:: TASKS TO COMPLETE ::
(A) Check each statement against the wetlands bird-watching text and answer yes or no, quoting the words of the text that settle it: (i) The female Australasian Shoveler leads the male. (ii) White-plumed Honeyeaters are often seen in groups of three. (iii) The area has had drought-breaking rains.
(B) In the wetlands bird-watching text, what sound do you usually hear from the Red Wattlebird before you see it?
(C) Extend the wetlands bird-watching text, picking up after its final sentence.

:: DOCUMENT EXCERPT ::
######

Our most interesting find was this only pair of Australasian Shovelers cruising in the distance. The more colourful male leads the female.
Australasian Shoveler male
Australasian Shoveler pair
Australasian Shoveler pair
Australasian Shoveler pair
Australasian Shoveler female
A pair of Black-winged Stilts were also present.
There were many passerines also in the trees around the wetlands including the main honeyeater found out here, the tiny White-plumed Honeyeater. The white plume is quite distinctive on the side of its neck. These are quite playful birds and are often chasing each other and showing affection to each other, strangely enough often in groups of three.
A most delightful observation was of this loving pair of Red-browed Finch, only just visible through a small clearing in the dense tree foliage as the sun lit their faces up for me to capture these shots. Remember it is Spring here so birds are busy pairing off.
Red-browed Finch pair
Red-browed Finch pair
Red-browed Finch pair
The Red Wattlebird, one of Australia’s largest honeyeaters, made his appearance , but you usually hear its ‘choc choc’ (choking sound) before you see it.
Here’s the call of the red Wattlebird…
This Black-faced Cuckoo-shrike watched us as we left the wetlands area.
The long dry winter following a very hot dry summer has had its toll on our state’s animals, birds and trees. Our farmers are suffering as are their livestock and crops, We have had some rain but not drought breaking rains. When you travel over the Great Divide you get to see how dry it really is. Despite the dry the Golden Wattle blooms in all its glory. It is interesting how we do not notice which trees are wattle as they all look green but when they all flower together in Spring one realises just how many there are. This particular tree at the wetlands caught our attention as every inch of the tree was covered with blossom.

######

:: EXCERPTED DATA ::
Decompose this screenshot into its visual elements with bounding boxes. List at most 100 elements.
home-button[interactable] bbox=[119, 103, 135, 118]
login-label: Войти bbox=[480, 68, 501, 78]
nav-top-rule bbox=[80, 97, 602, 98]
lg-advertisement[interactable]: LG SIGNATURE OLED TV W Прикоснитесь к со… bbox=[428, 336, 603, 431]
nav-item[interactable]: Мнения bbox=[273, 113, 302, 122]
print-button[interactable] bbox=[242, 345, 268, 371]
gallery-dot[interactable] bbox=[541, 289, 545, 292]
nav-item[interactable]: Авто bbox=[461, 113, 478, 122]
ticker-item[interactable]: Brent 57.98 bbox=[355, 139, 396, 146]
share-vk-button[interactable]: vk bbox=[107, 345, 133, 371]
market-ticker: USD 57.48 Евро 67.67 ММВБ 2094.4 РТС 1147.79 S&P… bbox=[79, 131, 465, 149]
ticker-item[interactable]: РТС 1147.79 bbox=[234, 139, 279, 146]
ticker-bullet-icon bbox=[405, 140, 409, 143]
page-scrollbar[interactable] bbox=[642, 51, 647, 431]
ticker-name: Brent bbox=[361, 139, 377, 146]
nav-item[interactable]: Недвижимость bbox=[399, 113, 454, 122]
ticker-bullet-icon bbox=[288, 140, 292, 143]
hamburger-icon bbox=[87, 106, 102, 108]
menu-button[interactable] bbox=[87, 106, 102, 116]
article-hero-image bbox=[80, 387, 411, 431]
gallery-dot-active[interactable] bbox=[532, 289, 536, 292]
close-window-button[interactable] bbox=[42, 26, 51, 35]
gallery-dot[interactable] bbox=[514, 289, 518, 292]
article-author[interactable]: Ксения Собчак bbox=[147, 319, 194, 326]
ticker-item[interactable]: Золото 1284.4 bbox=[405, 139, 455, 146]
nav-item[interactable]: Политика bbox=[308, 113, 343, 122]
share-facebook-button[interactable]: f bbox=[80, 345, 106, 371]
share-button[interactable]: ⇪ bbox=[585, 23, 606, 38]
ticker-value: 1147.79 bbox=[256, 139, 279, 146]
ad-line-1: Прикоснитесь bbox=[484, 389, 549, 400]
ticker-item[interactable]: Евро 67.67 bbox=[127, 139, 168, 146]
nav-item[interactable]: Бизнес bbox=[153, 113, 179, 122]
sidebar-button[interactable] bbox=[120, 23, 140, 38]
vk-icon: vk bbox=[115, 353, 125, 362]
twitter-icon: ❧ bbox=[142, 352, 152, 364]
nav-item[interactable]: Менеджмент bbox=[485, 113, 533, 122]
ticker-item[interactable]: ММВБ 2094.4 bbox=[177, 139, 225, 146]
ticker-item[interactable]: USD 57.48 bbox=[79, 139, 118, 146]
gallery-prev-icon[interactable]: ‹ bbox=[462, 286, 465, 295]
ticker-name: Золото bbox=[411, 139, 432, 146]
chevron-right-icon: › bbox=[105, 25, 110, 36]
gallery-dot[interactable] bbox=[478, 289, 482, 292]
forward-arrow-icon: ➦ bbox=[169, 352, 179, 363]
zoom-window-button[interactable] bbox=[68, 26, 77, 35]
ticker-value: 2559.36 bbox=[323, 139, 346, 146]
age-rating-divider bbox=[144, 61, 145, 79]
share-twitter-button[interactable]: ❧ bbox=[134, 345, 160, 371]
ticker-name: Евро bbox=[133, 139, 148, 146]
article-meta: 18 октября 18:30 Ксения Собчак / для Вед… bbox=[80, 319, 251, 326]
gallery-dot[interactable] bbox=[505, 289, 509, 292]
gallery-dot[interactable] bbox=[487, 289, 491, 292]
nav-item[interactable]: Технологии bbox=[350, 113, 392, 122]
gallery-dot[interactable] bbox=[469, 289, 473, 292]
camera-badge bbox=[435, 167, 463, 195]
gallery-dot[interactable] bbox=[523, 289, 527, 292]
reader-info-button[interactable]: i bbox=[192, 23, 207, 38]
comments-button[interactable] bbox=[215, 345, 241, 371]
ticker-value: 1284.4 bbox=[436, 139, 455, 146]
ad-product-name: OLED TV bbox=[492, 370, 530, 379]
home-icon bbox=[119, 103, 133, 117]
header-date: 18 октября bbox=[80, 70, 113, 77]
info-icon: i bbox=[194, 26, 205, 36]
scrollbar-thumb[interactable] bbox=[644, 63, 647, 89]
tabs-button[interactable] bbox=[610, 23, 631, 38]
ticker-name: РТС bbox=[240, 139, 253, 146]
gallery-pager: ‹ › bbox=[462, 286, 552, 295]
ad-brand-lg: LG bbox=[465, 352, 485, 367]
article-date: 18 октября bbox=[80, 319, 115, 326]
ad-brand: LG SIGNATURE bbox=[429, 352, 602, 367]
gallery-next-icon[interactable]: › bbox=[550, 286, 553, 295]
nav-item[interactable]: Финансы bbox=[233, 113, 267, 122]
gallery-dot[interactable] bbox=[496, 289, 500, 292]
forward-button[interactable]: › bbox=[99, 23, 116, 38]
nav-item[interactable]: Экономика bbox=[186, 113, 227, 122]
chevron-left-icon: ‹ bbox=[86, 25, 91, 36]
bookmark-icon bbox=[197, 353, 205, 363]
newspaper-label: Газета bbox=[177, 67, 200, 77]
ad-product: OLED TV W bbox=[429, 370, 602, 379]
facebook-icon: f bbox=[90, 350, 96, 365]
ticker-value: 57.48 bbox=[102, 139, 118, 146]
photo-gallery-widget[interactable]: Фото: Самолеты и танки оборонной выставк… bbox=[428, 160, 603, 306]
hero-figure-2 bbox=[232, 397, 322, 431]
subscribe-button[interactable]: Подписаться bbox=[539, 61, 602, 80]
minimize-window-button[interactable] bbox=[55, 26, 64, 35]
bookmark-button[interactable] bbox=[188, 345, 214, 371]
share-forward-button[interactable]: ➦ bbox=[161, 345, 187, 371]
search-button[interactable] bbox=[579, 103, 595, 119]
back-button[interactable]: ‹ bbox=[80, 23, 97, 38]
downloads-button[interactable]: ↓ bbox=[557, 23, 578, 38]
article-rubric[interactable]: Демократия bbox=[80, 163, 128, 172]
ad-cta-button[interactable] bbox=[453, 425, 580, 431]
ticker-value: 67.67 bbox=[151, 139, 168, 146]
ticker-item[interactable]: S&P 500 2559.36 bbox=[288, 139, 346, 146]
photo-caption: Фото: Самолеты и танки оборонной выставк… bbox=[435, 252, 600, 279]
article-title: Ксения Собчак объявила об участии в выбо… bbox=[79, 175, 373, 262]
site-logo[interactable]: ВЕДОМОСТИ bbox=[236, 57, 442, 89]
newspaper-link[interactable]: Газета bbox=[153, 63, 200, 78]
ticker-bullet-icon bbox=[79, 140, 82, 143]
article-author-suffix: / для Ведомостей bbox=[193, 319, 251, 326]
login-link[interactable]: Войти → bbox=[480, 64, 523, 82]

######

:: ANSWERS TO THIS EXERCISE ::
(A)
(i) No: "The more colourful male leads the female."
(ii) Yes: "strangely enough often in groups of three."
(iii) No: "We have had some rain but not drought breaking rains."

(B) Its 'choc choc' (choking sound).

(C)
The overall glory of the tree in blossom is due to millions of tiny blossom balls.
This highlights the fact that people notice, remember and favour us when we bloom and shine forth in our encounters and relationships with others, even those we have only met once. My experience has been that God’s favour rests on those who exude joy and loving interest in the people that cross their path. Sometimes its a smile, or a word of appreciating and encouragement, people remember you, even if they do not know your name. This impact is like the blooming wattle, the more we all do this, the brighter the place will become. I once heard the testimony of a Suicide Assist trainer how he smiled at a passing man and it saved his life, as he was on his way to die. This man years later, attended the Suicide Assist course and when asked by the instructor (who did not know or recognise him) in front of the class “Why are you doing this course?” He answered: “Because this man here smiled at me and gave me hope when I had none, as I was on my way to act our my suicide plan.” WOW! We can all make a difference and it costs nothing to do, in fact it strengthens our immune system and makes us healthy people in all aspects of our being.
“Do everything in love.” – 1 Corinthians 14:16
Have a wonderful week! I have been asked to stay on for another month at my work part time, after a two week vacation. God is good!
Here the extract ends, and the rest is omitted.